(Extracted data entries)
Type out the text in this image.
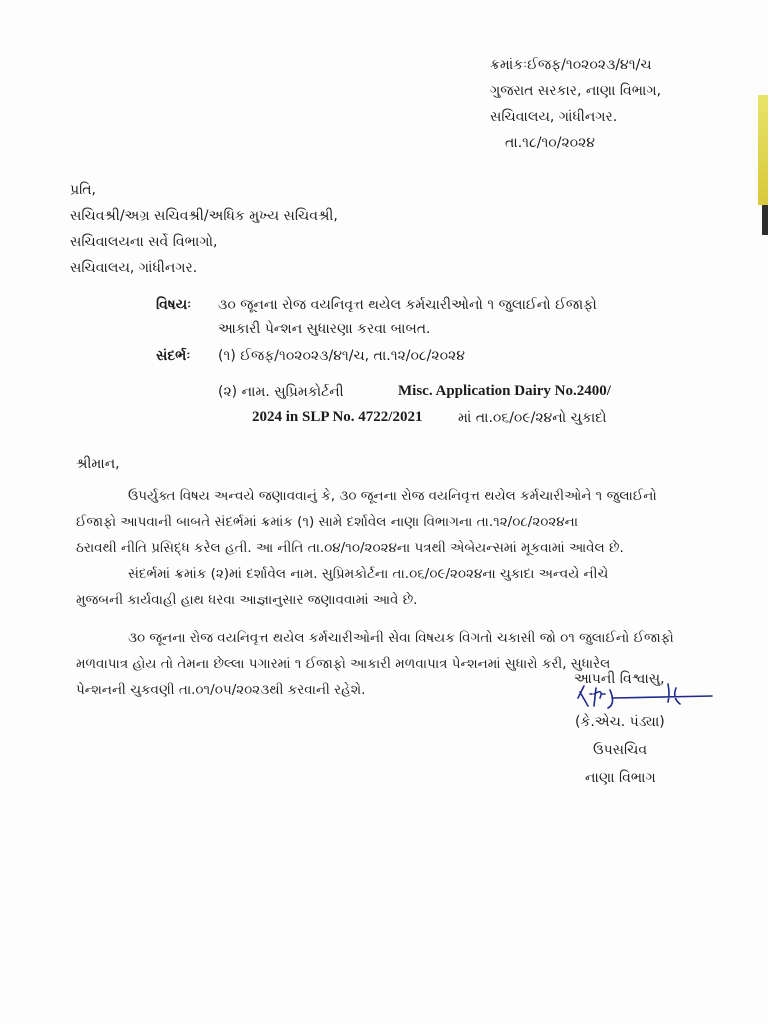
ક્રમાંકઃઈજફ/૧૦૨૦૨૩/૪૧/ચ
ગુજરાત સરકાર, નાણા વિભાગ,
સચિવાલય, ગાંધીનગર.
તા.૧૮/૧૦/૨૦૨૪
પ્રતિ,
સચિવશ્રી/અગ્ર સચિવશ્રી/અધિક મુખ્ય સચિવશ્રી,
સચિવાલયના સર્વે વિભાગો,
સચિવાલય, ગાંધીનગર.
વિષયઃ ૩૦ જૂનના રોજ વયનિવૃત્ત થયેલ કર્મચારીઓનો ૧ જુલાઈનો ઈજાફો
આકારી પેન્શન સુધારણા કરવા બાબત.
સંદર્ભઃ (૧) ઈજફ/૧૦૨૦૨૩/૪૧/ચ, તા.૧૨/૦૮/૨૦૨૪
(૨) નામ. સુપ્રિમકોર્ટની	Misc. Application Dairy No.2400/
2024 in SLP No. 4722/2021	માં તા.૦૬/૦૯/૨૪નો ચુકાદો
શ્રીમાન,
ઉપર્યુક્ત વિષય અન્વયે જણાવવાનું કે, ૩૦ જૂનના રોજ વયનિવૃત્ત થયેલ કર્મચારીઓને ૧ જુલાઈનો
ઈજાફો આપવાની બાબતે સંદર્ભમાં ક્રમાંક (૧) સામે દર્શાવેલ નાણા વિભાગના તા.૧૨/૦૮/૨૦૨૪ના
ઠરાવથી નીતિ પ્રસિદ્ધ કરેલ હતી. આ નીતિ તા.૦૪/૧૦/૨૦૨૪ના પત્રથી એબેયન્સમાં મૂકવામાં આવેલ છે.
સંદર્ભમાં ક્રમાંક (૨)માં દર્શાવેલ નામ. સુપ્રિમકોર્ટના તા.૦૬/૦૯/૨૦૨૪ના ચુકાદા અન્વયે નીચે
મુજબની કાર્યવાહી હાથ ધરવા આજ્ઞાનુસાર જણાવવામાં આવે છે.
૩૦ જૂનના રોજ વયનિવૃત્ત થયેલ કર્મચારીઓની સેવા વિષયક વિગતો ચકાસી જો ૦૧ જુલાઈનો ઈજાફો
મળવાપાત્ર હોય તો તેમના છેલ્લા પગારમાં ૧ ઈજાફો આકારી મળવાપાત્ર પેન્શનમાં સુધારો કરી, સુધારેલ
પેન્શનની ચુકવણી તા.૦૧/૦૫/૨૦૨૩થી કરવાની રહેશે.
આપની વિશ્વાસુ,
(કે.એચ. પંડ્યા)
ઉપસચિવ
નાણા વિભાગ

#### [Exercise task]
Reproduce the material in its entirety and word for word, without the pictures.

#### [Result]
Type out the text in this image.
ક્રમાંકઃઈજફ/૧૦૨૦૨૩/૪૧/ચ
ગુજરાત સરકાર, નાણા વિભાગ,
સચિવાલય, ગાંધીનગર.
તા.૧૮/૧૦/૨૦૨૪
પ્રતિ,
સચિવશ્રી/અગ્ર સચિવશ્રી/અધિક મુખ્ય સચિવશ્રી,
સચિવાલયના સર્વે વિભાગો,
સચિવાલય, ગાંધીનગર.
વિષયઃ ૩૦ જૂનના રોજ વયનિવૃત્ત થયેલ કર્મચારીઓનો ૧ જુલાઈનો ઈજાફો
આકારી પેન્શન સુધારણા કરવા બાબત.
સંદર્ભઃ (૧) ઈજફ/૧૦૨૦૨૩/૪૧/ચ, તા.૧૨/૦૮/૨૦૨૪
(૨) નામ. સુપ્રિમકોર્ટની	Misc. Application Dairy No.2400/
2024 in SLP No. 4722/2021	માં તા.૦૬/૦૯/૨૪નો ચુકાદો
શ્રીમાન,
ઉપર્યુક્ત વિષય અન્વયે જણાવવાનું કે, ૩૦ જૂનના રોજ વયનિવૃત્ત થયેલ કર્મચારીઓને ૧ જુલાઈનો
ઈજાફો આપવાની બાબતે સંદર્ભમાં ક્રમાંક (૧) સામે દર્શાવેલ નાણા વિભાગના તા.૧૨/૦૮/૨૦૨૪ના
ઠરાવથી નીતિ પ્રસિદ્ધ કરેલ હતી. આ નીતિ તા.૦૪/૧૦/૨૦૨૪ના પત્રથી એબેયન્સમાં મૂકવામાં આવેલ છે.
સંદર્ભમાં ક્રમાંક (૨)માં દર્શાવેલ નામ. સુપ્રિમકોર્ટના તા.૦૬/૦૯/૨૦૨૪ના ચુકાદા અન્વયે નીચે
મુજબની કાર્યવાહી હાથ ધરવા આજ્ઞાનુસાર જણાવવામાં આવે છે.
૩૦ જૂનના રોજ વયનિવૃત્ત થયેલ કર્મચારીઓની સેવા વિષયક વિગતો ચકાસી જો ૦૧ જુલાઈનો ઈજાફો
મળવાપાત્ર હોય તો તેમના છેલ્લા પગારમાં ૧ ઈજાફો આકારી મળવાપાત્ર પેન્શનમાં સુધારો કરી, સુધારેલ
પેન્શનની ચુકવણી તા.૦૧/૦૫/૨૦૨૩થી કરવાની રહેશે.
આપની વિશ્વાસુ,
(કે.એચ. પંડ્યા)
ઉપસચિવ
નાણા વિભાગ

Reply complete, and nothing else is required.